-- Start of Supplied information --
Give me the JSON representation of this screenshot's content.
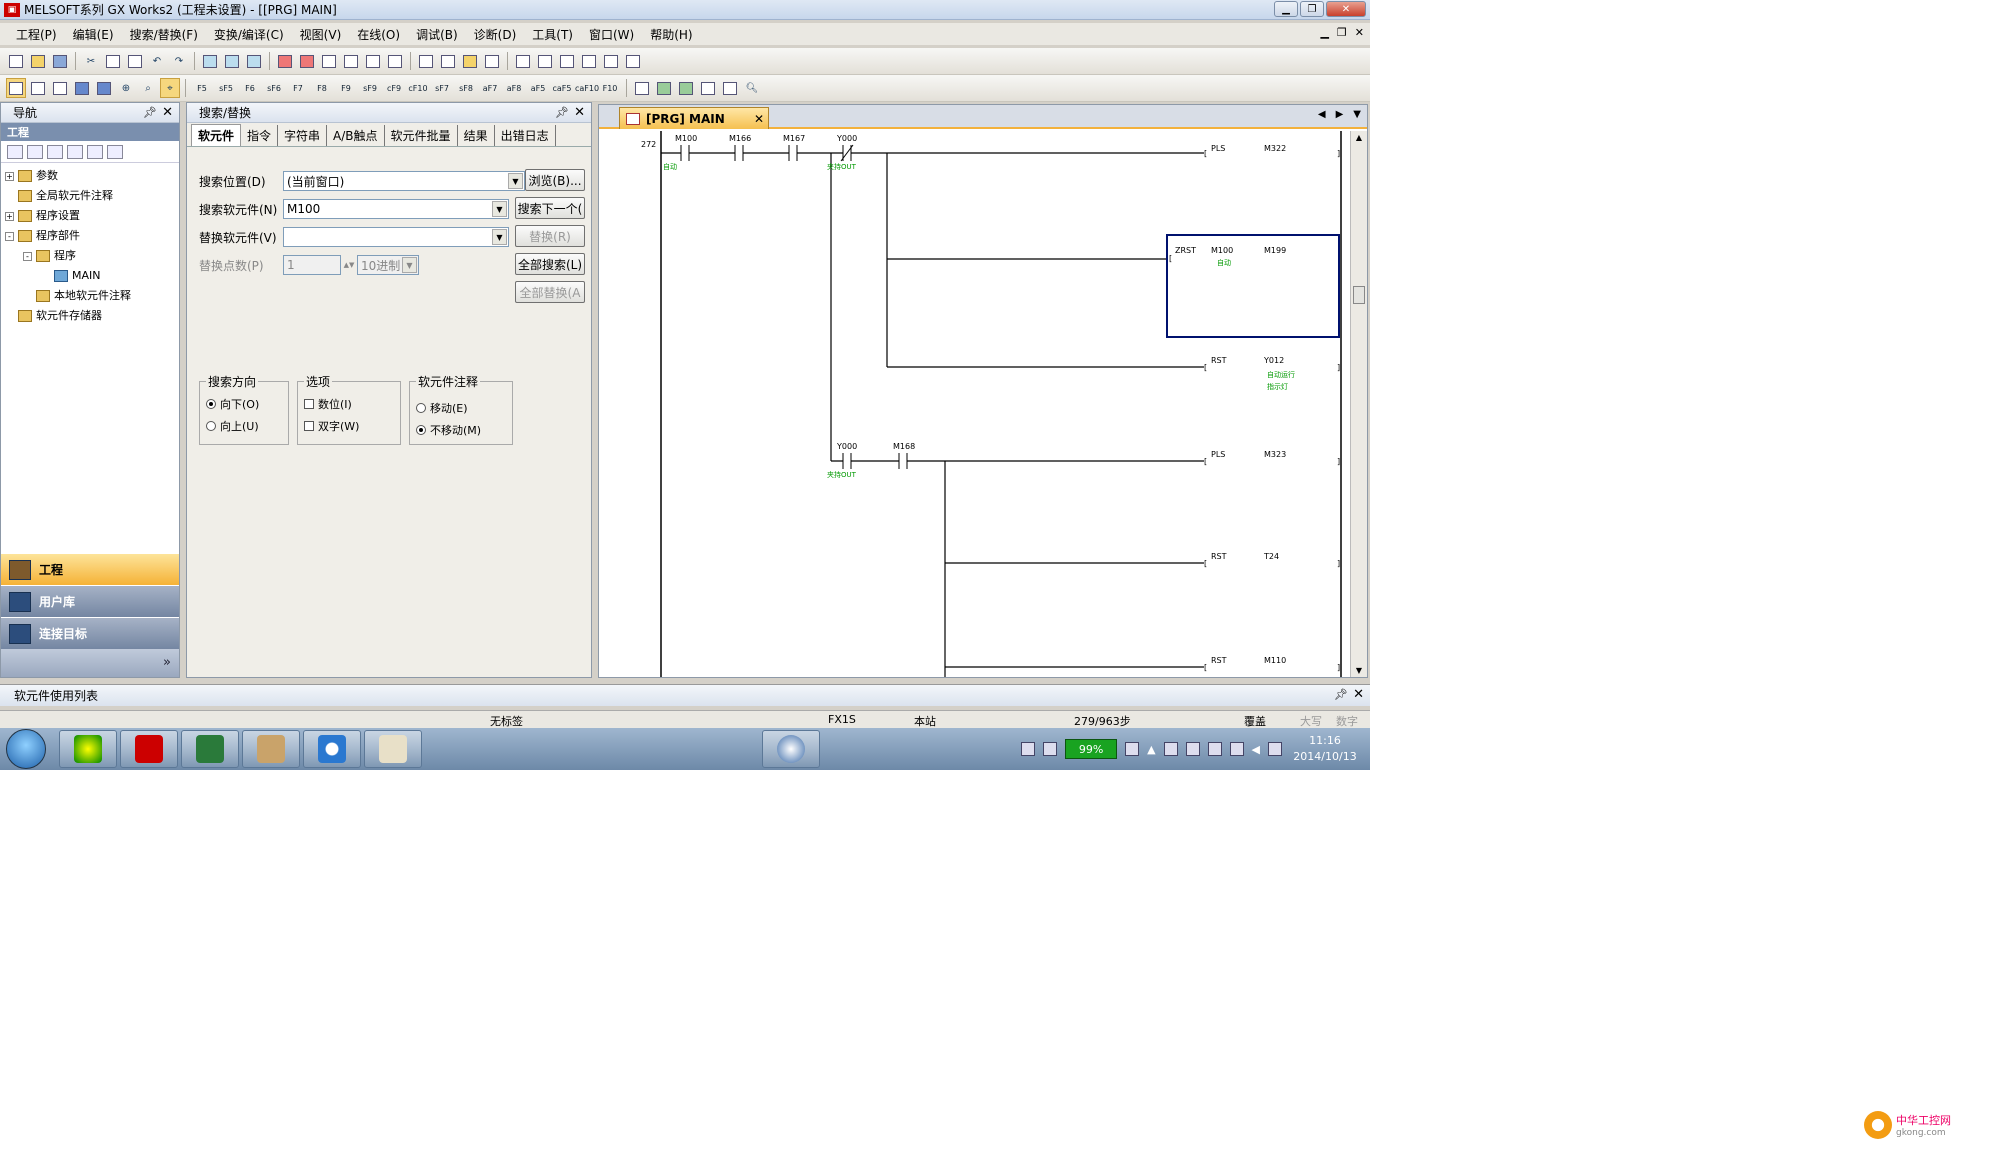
{
  "window": {
    "title": "MELSOFT系列 GX Works2 (工程未设置) - [[PRG] MAIN]"
  },
  "menu": [
    "工程(P)",
    "编辑(E)",
    "搜索/替换(F)",
    "变换/编译(C)",
    "视图(V)",
    "在线(O)",
    "调试(B)",
    "诊断(D)",
    "工具(T)",
    "窗口(W)",
    "帮助(H)"
  ],
  "toolbar_fkeys": [
    "F5",
    "sF5",
    "F6",
    "sF6",
    "F7",
    "F8",
    "F9",
    "sF9",
    "cF9",
    "cF10",
    "sF7",
    "sF8",
    "aF7",
    "aF8",
    "aF5",
    "caF5",
    "caF10",
    "F10"
  ],
  "nav": {
    "title": "导航",
    "section": "工程",
    "tree": [
      {
        "label": "参数",
        "level": 0,
        "exp": "+"
      },
      {
        "label": "全局软元件注释",
        "level": 0,
        "exp": ""
      },
      {
        "label": "程序设置",
        "level": 0,
        "exp": "+"
      },
      {
        "label": "程序部件",
        "level": 0,
        "exp": "-"
      },
      {
        "label": "程序",
        "level": 1,
        "exp": "-"
      },
      {
        "label": "MAIN",
        "level": 2,
        "exp": ""
      },
      {
        "label": "本地软元件注释",
        "level": 1,
        "exp": ""
      },
      {
        "label": "软元件存储器",
        "level": 0,
        "exp": ""
      }
    ],
    "buttons": [
      "工程",
      "用户库",
      "连接目标"
    ],
    "more": "»"
  },
  "search": {
    "title": "搜索/替换",
    "tabs": [
      "软元件",
      "指令",
      "字符串",
      "A/B触点",
      "软元件批量",
      "结果",
      "出错日志"
    ],
    "location_label": "搜索位置(D)",
    "location_value": "(当前窗口)",
    "browse": "浏览(B)...",
    "device_label": "搜索软元件(N)",
    "device_value": "M100",
    "find_next": "搜索下一个(",
    "replace_label": "替换软元件(V)",
    "replace_btn": "替换(R)",
    "count_label": "替换点数(P)",
    "count_value": "1",
    "radix": "10进制",
    "find_all": "全部搜索(L)",
    "replace_all": "全部替换(A",
    "dir_title": "搜索方向",
    "dir_down": "向下(O)",
    "dir_up": "向上(U)",
    "opt_title": "选项",
    "opt_digit": "数位(I)",
    "opt_double": "双字(W)",
    "cmt_title": "软元件注释",
    "cmt_move": "移动(E)",
    "cmt_nomove": "不移动(M)"
  },
  "editor": {
    "tab_label": "[PRG] MAIN",
    "step": "272",
    "rows": [
      {
        "contacts": [
          {
            "dev": "M100",
            "cmt": "自动"
          },
          {
            "dev": "M166",
            "cmt": ""
          },
          {
            "dev": "M167",
            "cmt": ""
          },
          {
            "dev": "Y000",
            "cmt": "夹持OUT"
          }
        ],
        "coil": {
          "ins": "PLS",
          "op1": "M322"
        }
      },
      {
        "coil": {
          "ins": "ZRST",
          "op1": "M100",
          "op1cmt": "自动",
          "op2": "M199"
        }
      },
      {
        "coil": {
          "ins": "RST",
          "op1": "Y012",
          "op1cmt": "自动运行",
          "op1cmt2": "指示灯"
        }
      },
      {
        "contacts": [
          {
            "dev": "Y000",
            "cmt": "夹持OUT"
          },
          {
            "dev": "M168",
            "cmt": ""
          }
        ],
        "coil": {
          "ins": "PLS",
          "op1": "M323"
        }
      },
      {
        "coil": {
          "ins": "RST",
          "op1": "T24"
        }
      },
      {
        "coil": {
          "ins": "RST",
          "op1": "M110"
        }
      }
    ]
  },
  "devlist": {
    "title": "软元件使用列表"
  },
  "status": {
    "label": "无标签",
    "cpu": "FX1S",
    "station": "本站",
    "steps": "279/963步",
    "mode": "覆盖",
    "caps": "大写",
    "num": "数字"
  },
  "taskbar": {
    "battery": "99%",
    "time": "11:16",
    "date": "2014/10/13"
  },
  "watermark": {
    "site": "中华工控网",
    "url": "gkong.com"
  }
}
-- End of Supplied information --
■ **Exercise**
List all lines holding the string "MAIN".

■ **Complete output**
    "title": "MELSOFT系列 GX Works2 (工程未设置) - [[PRG] MAIN]"
        "label": "MAIN",
    "tab_label": "[PRG] MAIN",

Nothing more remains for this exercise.